═════ Stored data ═════

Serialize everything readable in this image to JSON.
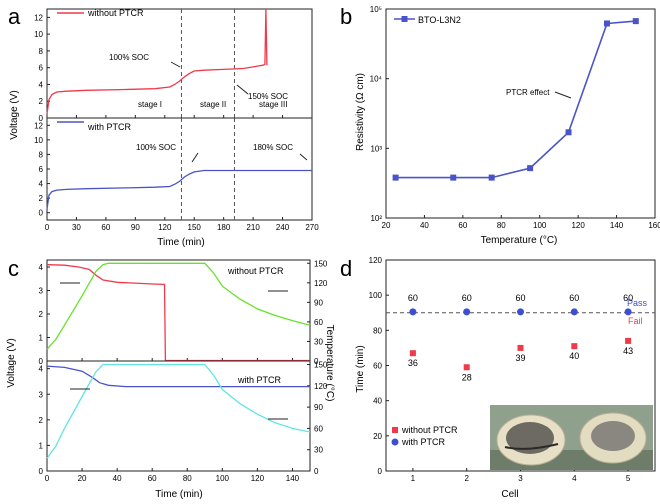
{
  "panel_labels": [
    "a",
    "b",
    "c",
    "d"
  ],
  "chart_data": [
    {
      "type": "line",
      "id": "a",
      "xlabel": "Time (min)",
      "ylabel": "Voltage (V)",
      "xlim": [
        0,
        270
      ],
      "xticks": [
        0,
        30,
        60,
        90,
        120,
        150,
        180,
        210,
        240,
        270
      ],
      "subplots": [
        {
          "ylim": [
            0,
            13
          ],
          "yticks": [
            0,
            2,
            4,
            6,
            8,
            10,
            12
          ],
          "series": [
            {
              "name": "without PTCR",
              "color": "#f03a4a",
              "x": [
                0,
                2,
                5,
                10,
                20,
                40,
                80,
                110,
                125,
                130,
                135,
                140,
                145,
                150,
                160,
                180,
                200,
                210,
                215,
                220,
                222,
                223,
                224
              ],
              "y": [
                0.5,
                2.2,
                2.8,
                3.1,
                3.2,
                3.3,
                3.4,
                3.5,
                3.7,
                4.0,
                4.4,
                4.9,
                5.3,
                5.6,
                5.7,
                5.8,
                5.9,
                6.1,
                6.2,
                6.3,
                6.4,
                13.0,
                6.3
              ]
            }
          ],
          "vlines": [
            137,
            191
          ],
          "annotations": [
            "100% SOC",
            "150% SOC"
          ],
          "stage_labels": [
            "stage I",
            "stage II",
            "stage III"
          ]
        },
        {
          "ylim": [
            -1,
            13
          ],
          "yticks": [
            0,
            2,
            4,
            6,
            8,
            10,
            12
          ],
          "series": [
            {
              "name": "with PTCR",
              "color": "#4a54c8",
              "x": [
                0,
                2,
                5,
                10,
                20,
                40,
                80,
                110,
                125,
                130,
                135,
                140,
                145,
                150,
                160,
                180,
                210,
                240,
                270
              ],
              "y": [
                0.5,
                2.4,
                2.9,
                3.1,
                3.2,
                3.3,
                3.4,
                3.5,
                3.6,
                3.9,
                4.3,
                4.9,
                5.3,
                5.6,
                5.8,
                5.8,
                5.8,
                5.8,
                5.8
              ]
            }
          ],
          "vlines": [
            137,
            191
          ],
          "annotations": [
            "100% SOC",
            "180% SOC"
          ]
        }
      ]
    },
    {
      "type": "line",
      "id": "b",
      "title": "",
      "xlabel": "Temperature (°C)",
      "ylabel": "Resistivity (Ω cm)",
      "xlim": [
        20,
        160
      ],
      "xticks": [
        20,
        40,
        60,
        80,
        100,
        120,
        140,
        160
      ],
      "yscale": "log",
      "ylim": [
        100,
        100000
      ],
      "ytick_labels": [
        "10²",
        "10³",
        "10⁴",
        "10⁵"
      ],
      "series": [
        {
          "name": "BTO-L3N2",
          "color": "#4a54c8",
          "x": [
            25,
            55,
            75,
            95,
            115,
            135,
            150
          ],
          "y": [
            380,
            380,
            380,
            520,
            1700,
            62000,
            67000
          ]
        }
      ],
      "annotations": [
        "PTCR effect"
      ]
    },
    {
      "type": "line",
      "id": "c",
      "xlabel": "Time (min)",
      "ylabel_left": "Voltage (V)",
      "ylabel_right": "Temperature (°C)",
      "xlim": [
        0,
        150
      ],
      "xticks": [
        0,
        20,
        40,
        60,
        80,
        100,
        120,
        140
      ],
      "subplots": [
        {
          "label": "without PTCR",
          "ylim_left": [
            0,
            4.3
          ],
          "yticks_left": [
            0,
            1,
            2,
            3,
            4
          ],
          "ylim_right": [
            0,
            155
          ],
          "yticks_right": [
            0,
            30,
            60,
            90,
            120,
            150
          ],
          "series": [
            {
              "name": "Voltage",
              "axis": "left",
              "color": "#f03a4a",
              "x": [
                0,
                10,
                18,
                24,
                28,
                32,
                40,
                60,
                67,
                67.5,
                150
              ],
              "y": [
                4.1,
                4.08,
                4.0,
                3.9,
                3.65,
                3.45,
                3.35,
                3.28,
                3.26,
                0.02,
                0.02
              ]
            },
            {
              "name": "Temperature",
              "axis": "right",
              "color": "#66e22a",
              "x": [
                0,
                5,
                10,
                20,
                28,
                32,
                35,
                60,
                90,
                95,
                100,
                110,
                120,
                130,
                140,
                150
              ],
              "y": [
                18,
                33,
                55,
                100,
                138,
                148,
                150,
                150,
                150,
                135,
                115,
                95,
                80,
                70,
                62,
                55
              ]
            }
          ]
        },
        {
          "label": "with PTCR",
          "ylim_left": [
            0,
            4.3
          ],
          "yticks_left": [
            0,
            1,
            2,
            3,
            4
          ],
          "ylim_right": [
            0,
            155
          ],
          "yticks_right": [
            0,
            30,
            60,
            90,
            120,
            150
          ],
          "series": [
            {
              "name": "Voltage",
              "axis": "left",
              "color": "#4a54c8",
              "x": [
                0,
                10,
                20,
                26,
                30,
                35,
                45,
                60,
                150
              ],
              "y": [
                4.1,
                4.05,
                3.9,
                3.65,
                3.45,
                3.35,
                3.3,
                3.3,
                3.3
              ]
            },
            {
              "name": "Temperature",
              "axis": "right",
              "color": "#5fe6e2",
              "x": [
                0,
                5,
                10,
                20,
                28,
                32,
                35,
                60,
                90,
                95,
                100,
                110,
                120,
                130,
                140,
                150
              ],
              "y": [
                18,
                35,
                60,
                105,
                140,
                150,
                150,
                150,
                150,
                135,
                115,
                95,
                80,
                68,
                60,
                55
              ]
            }
          ]
        }
      ]
    },
    {
      "type": "scatter",
      "id": "d",
      "xlabel": "Cell",
      "ylabel": "Time (min)",
      "xlim": [
        0.5,
        5.5
      ],
      "xticks": [
        1,
        2,
        3,
        4,
        5
      ],
      "ylim": [
        0,
        120
      ],
      "yticks": [
        0,
        20,
        40,
        60,
        80,
        100,
        120
      ],
      "threshold": 90,
      "threshold_labels": [
        "Pass",
        "Fail"
      ],
      "legend_position": "bottom-left",
      "series": [
        {
          "name": "without PTCR",
          "color": "#f03a4a",
          "marker": "square",
          "x": [
            1,
            2,
            3,
            4,
            5
          ],
          "y": [
            67,
            59,
            70,
            71,
            74
          ],
          "labels": [
            "36",
            "28",
            "39",
            "40",
            "43"
          ]
        },
        {
          "name": "with PTCR",
          "color": "#3c4fd0",
          "marker": "circle",
          "x": [
            1,
            2,
            3,
            4,
            5
          ],
          "y": [
            90.5,
            90.5,
            90.5,
            90.5,
            90.5
          ],
          "labels": [
            "60",
            "60",
            "60",
            "60",
            "60"
          ]
        }
      ]
    }
  ]
}
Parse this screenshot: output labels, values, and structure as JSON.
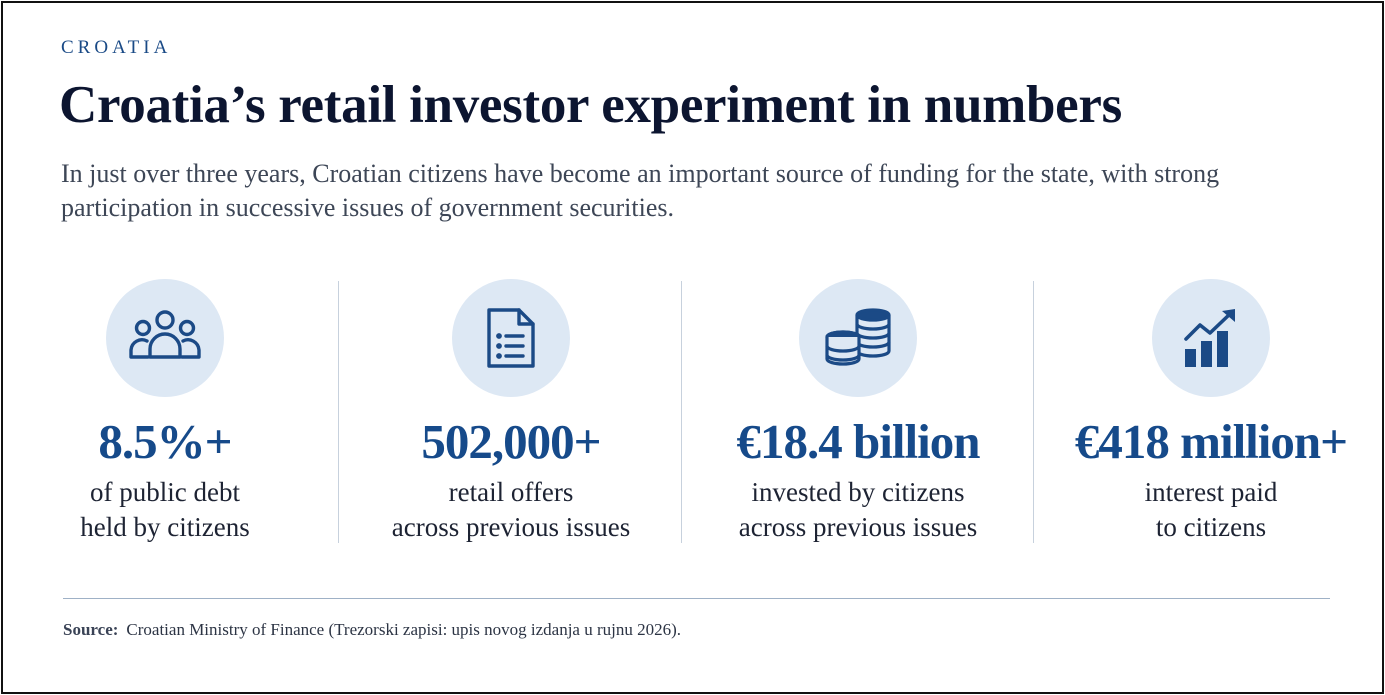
{
  "header": {
    "eyebrow": "CROATIA",
    "title": "Croatia’s retail investor experiment in numbers",
    "subtitle": "In just over three years, Croatian citizens have become an important source of funding for the state, with strong participation in successive issues of government securities."
  },
  "stats": [
    {
      "icon": "people-group-icon",
      "value": "8.5%+",
      "line1": "of public debt",
      "line2": "held by citizens"
    },
    {
      "icon": "document-list-icon",
      "value": "502,000+",
      "line1": "retail offers",
      "line2": "across previous issues"
    },
    {
      "icon": "coin-stacks-icon",
      "value": "€18.4 billion",
      "line1": "invested by citizens",
      "line2": "across previous issues"
    },
    {
      "icon": "growth-chart-icon",
      "value": "€418 million+",
      "line1": "interest paid",
      "line2": "to citizens"
    }
  ],
  "footer": {
    "source_label": "Source:",
    "source_text": "Croatian Ministry of Finance (Trezorski zapisi: upis novog izdanja u rujnu 2026)."
  },
  "colors": {
    "accent": "#164a8a",
    "icon_bg": "#dde8f4",
    "title": "#0c1530"
  }
}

═════

:: Task description ::
Skip the pictures, then retype every line above exactly.

:: Result for this task ::
Serialize everything readable in this image to JSON.
{
  "panel_labels": [
    "a",
    "b",
    "c",
    "d"
  ],
  "chart_data": [
    {
      "type": "line",
      "id": "a",
      "xlabel": "Time (min)",
      "ylabel": "Voltage (V)",
      "xlim": [
        0,
        270
      ],
      "xticks": [
        0,
        30,
        60,
        90,
        120,
        150,
        180,
        210,
        240,
        270
      ],
      "subplots": [
        {
          "ylim": [
            0,
            13
          ],
          "yticks": [
            0,
            2,
            4,
            6,
            8,
            10,
            12
          ],
          "series": [
            {
              "name": "without PTCR",
              "color": "#f03a4a",
              "x": [
                0,
                2,
                5,
                10,
                20,
                40,
                80,
                110,
                125,
                130,
                135,
                140,
                145,
                150,
                160,
                180,
                200,
                210,
                215,
                220,
                222,
                223,
                224
              ],
              "y": [
                0.5,
                2.2,
                2.8,
                3.1,
                3.2,
                3.3,
                3.4,
                3.5,
                3.7,
                4.0,
                4.4,
                4.9,
                5.3,
                5.6,
                5.7,
                5.8,
                5.9,
                6.1,
                6.2,
                6.3,
                6.4,
                13.0,
                6.3
              ]
            }
          ],
          "vlines": [
            137,
            191
          ],
          "annotations": [
            "100% SOC",
            "150% SOC"
          ],
          "stage_labels": [
            "stage I",
            "stage II",
            "stage III"
          ]
        },
        {
          "ylim": [
            -1,
            13
          ],
          "yticks": [
            0,
            2,
            4,
            6,
            8,
            10,
            12
          ],
          "series": [
            {
              "name": "with PTCR",
              "color": "#4a54c8",
              "x": [
                0,
                2,
                5,
                10,
                20,
                40,
                80,
                110,
                125,
                130,
                135,
                140,
                145,
                150,
                160,
                180,
                210,
                240,
                270
              ],
              "y": [
                0.5,
                2.4,
                2.9,
                3.1,
                3.2,
                3.3,
                3.4,
                3.5,
                3.6,
                3.9,
                4.3,
                4.9,
                5.3,
                5.6,
                5.8,
                5.8,
                5.8,
                5.8,
                5.8
              ]
            }
          ],
          "vlines": [
            137,
            191
          ],
          "annotations": [
            "100% SOC",
            "180% SOC"
          ]
        }
      ]
    },
    {
      "type": "line",
      "id": "b",
      "title": "",
      "xlabel": "Temperature (°C)",
      "ylabel": "Resistivity (Ω cm)",
      "xlim": [
        20,
        160
      ],
      "xticks": [
        20,
        40,
        60,
        80,
        100,
        120,
        140,
        160
      ],
      "yscale": "log",
      "ylim": [
        100,
        100000
      ],
      "ytick_labels": [
        "10²",
        "10³",
        "10⁴",
        "10⁵"
      ],
      "series": [
        {
          "name": "BTO-L3N2",
          "color": "#4a54c8",
          "x": [
            25,
            55,
            75,
            95,
            115,
            135,
            150
          ],
          "y": [
            380,
            380,
            380,
            520,
            1700,
            62000,
            67000
          ]
        }
      ],
      "annotations": [
        "PTCR effect"
      ]
    },
    {
      "type": "line",
      "id": "c",
      "xlabel": "Time (min)",
      "ylabel_left": "Voltage (V)",
      "ylabel_right": "Temperature (°C)",
      "xlim": [
        0,
        150
      ],
      "xticks": [
        0,
        20,
        40,
        60,
        80,
        100,
        120,
        140
      ],
      "subplots": [
        {
          "label": "without PTCR",
          "ylim_left": [
            0,
            4.3
          ],
          "yticks_left": [
            0,
            1,
            2,
            3,
            4
          ],
          "ylim_right": [
            0,
            155
          ],
          "yticks_right": [
            0,
            30,
            60,
            90,
            120,
            150
          ],
          "series": [
            {
              "name": "Voltage",
              "axis": "left",
              "color": "#f03a4a",
              "x": [
                0,
                10,
                18,
                24,
                28,
                32,
                40,
                60,
                67,
                67.5,
                150
              ],
              "y": [
                4.1,
                4.08,
                4.0,
                3.9,
                3.65,
                3.45,
                3.35,
                3.28,
                3.26,
                0.02,
                0.02
              ]
            },
            {
              "name": "Temperature",
              "axis": "right",
              "color": "#66e22a",
              "x": [
                0,
                5,
                10,
                20,
                28,
                32,
                35,
                60,
                90,
                95,
                100,
                110,
                120,
                130,
                140,
                150
              ],
              "y": [
                18,
                33,
                55,
                100,
                138,
                148,
                150,
                150,
                150,
                135,
                115,
                95,
                80,
                70,
                62,
                55
              ]
            }
          ]
        },
        {
          "label": "with PTCR",
          "ylim_left": [
            0,
            4.3
          ],
          "yticks_left": [
            0,
            1,
            2,
            3,
            4
          ],
          "ylim_right": [
            0,
            155
          ],
          "yticks_right": [
            0,
            30,
            60,
            90,
            120,
            150
          ],
          "series": [
            {
              "name": "Voltage",
              "axis": "left",
              "color": "#4a54c8",
              "x": [
                0,
                10,
                20,
                26,
                30,
                35,
                45,
                60,
                150
              ],
              "y": [
                4.1,
                4.05,
                3.9,
                3.65,
                3.45,
                3.35,
                3.3,
                3.3,
                3.3
              ]
            },
            {
              "name": "Temperature",
              "axis": "right",
              "color": "#5fe6e2",
              "x": [
                0,
                5,
                10,
                20,
                28,
                32,
                35,
                60,
                90,
                95,
                100,
                110,
                120,
                130,
                140,
                150
              ],
              "y": [
                18,
                35,
                60,
                105,
                140,
                150,
                150,
                150,
                150,
                135,
                115,
                95,
                80,
                68,
                60,
                55
              ]
            }
          ]
        }
      ]
    },
    {
      "type": "scatter",
      "id": "d",
      "xlabel": "Cell",
      "ylabel": "Time (min)",
      "xlim": [
        0.5,
        5.5
      ],
      "xticks": [
        1,
        2,
        3,
        4,
        5
      ],
      "ylim": [
        0,
        120
      ],
      "yticks": [
        0,
        20,
        40,
        60,
        80,
        100,
        120
      ],
      "threshold": 90,
      "threshold_labels": [
        "Pass",
        "Fail"
      ],
      "legend_position": "bottom-left",
      "series": [
        {
          "name": "without PTCR",
          "color": "#f03a4a",
          "marker": "square",
          "x": [
            1,
            2,
            3,
            4,
            5
          ],
          "y": [
            67,
            59,
            70,
            71,
            74
          ],
          "labels": [
            "36",
            "28",
            "39",
            "40",
            "43"
          ]
        },
        {
          "name": "with PTCR",
          "color": "#3c4fd0",
          "marker": "circle",
          "x": [
            1,
            2,
            3,
            4,
            5
          ],
          "y": [
            90.5,
            90.5,
            90.5,
            90.5,
            90.5
          ],
          "labels": [
            "60",
            "60",
            "60",
            "60",
            "60"
          ]
        }
      ]
    }
  ]
}
Parse this screenshot: output labels, values, and structure as JSON.
{
  "header": {
    "eyebrow": "CROATIA",
    "title": "Croatia’s retail investor experiment in numbers",
    "subtitle": "In just over three years, Croatian citizens have become an important source of funding for the state, with strong participation in successive issues of government securities."
  },
  "stats": [
    {
      "icon": "people-group-icon",
      "value": "8.5%+",
      "line1": "of public debt",
      "line2": "held by citizens"
    },
    {
      "icon": "document-list-icon",
      "value": "502,000+",
      "line1": "retail offers",
      "line2": "across previous issues"
    },
    {
      "icon": "coin-stacks-icon",
      "value": "€18.4 billion",
      "line1": "invested by citizens",
      "line2": "across previous issues"
    },
    {
      "icon": "growth-chart-icon",
      "value": "€418 million+",
      "line1": "interest paid",
      "line2": "to citizens"
    }
  ],
  "footer": {
    "source_label": "Source:",
    "source_text": "Croatian Ministry of Finance (Trezorski zapisi: upis novog izdanja u rujnu 2026)."
  },
  "colors": {
    "accent": "#164a8a",
    "icon_bg": "#dde8f4",
    "title": "#0c1530"
  }
}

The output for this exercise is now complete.